### What you have to do
Extract all of the entries and give them again, word for word.

(Records from a collection)
^^^^^^^^^^^^^^^^

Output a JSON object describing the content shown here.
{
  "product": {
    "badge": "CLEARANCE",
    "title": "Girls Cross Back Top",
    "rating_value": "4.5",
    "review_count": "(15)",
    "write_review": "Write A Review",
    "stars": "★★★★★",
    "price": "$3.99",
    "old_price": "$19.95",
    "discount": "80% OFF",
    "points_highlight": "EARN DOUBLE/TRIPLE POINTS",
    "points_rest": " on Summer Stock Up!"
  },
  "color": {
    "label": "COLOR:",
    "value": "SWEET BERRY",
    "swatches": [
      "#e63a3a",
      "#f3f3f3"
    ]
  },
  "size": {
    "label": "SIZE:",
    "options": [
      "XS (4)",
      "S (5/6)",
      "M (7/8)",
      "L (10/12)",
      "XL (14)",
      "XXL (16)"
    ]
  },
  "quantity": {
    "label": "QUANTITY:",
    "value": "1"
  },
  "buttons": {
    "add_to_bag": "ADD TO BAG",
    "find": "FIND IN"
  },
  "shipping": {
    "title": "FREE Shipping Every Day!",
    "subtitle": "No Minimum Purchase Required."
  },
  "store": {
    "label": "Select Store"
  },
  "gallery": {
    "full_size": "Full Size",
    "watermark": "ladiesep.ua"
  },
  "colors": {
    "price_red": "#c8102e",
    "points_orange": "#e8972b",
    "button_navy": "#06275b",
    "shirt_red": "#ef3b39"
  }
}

^^^^^^^^^^^^^^^^

### Complete answer
Output a JSON object describing the content shown here.
{
  "product": {
    "badge": "CLEARANCE",
    "title": "Girls Cross Back Top",
    "rating_value": "4.5",
    "review_count": "(15)",
    "write_review": "Write A Review",
    "stars": "★★★★★",
    "price": "$3.99",
    "old_price": "$19.95",
    "discount": "80% OFF",
    "points_highlight": "EARN DOUBLE/TRIPLE POINTS",
    "points_rest": " on Summer Stock Up!"
  },
  "color": {
    "label": "COLOR:",
    "value": "SWEET BERRY",
    "swatches": [
      "#e63a3a",
      "#f3f3f3"
    ]
  },
  "size": {
    "label": "SIZE:",
    "options": [
      "XS (4)",
      "S (5/6)",
      "M (7/8)",
      "L (10/12)",
      "XL (14)",
      "XXL (16)"
    ]
  },
  "quantity": {
    "label": "QUANTITY:",
    "value": "1"
  },
  "buttons": {
    "add_to_bag": "ADD TO BAG",
    "find": "FIND IN"
  },
  "shipping": {
    "title": "FREE Shipping Every Day!",
    "subtitle": "No Minimum Purchase Required."
  },
  "store": {
    "label": "Select Store"
  },
  "gallery": {
    "full_size": "Full Size",
    "watermark": "ladiesep.ua"
  },
  "colors": {
    "price_red": "#c8102e",
    "points_orange": "#e8972b",
    "button_navy": "#06275b",
    "shirt_red": "#ef3b39"
  }
}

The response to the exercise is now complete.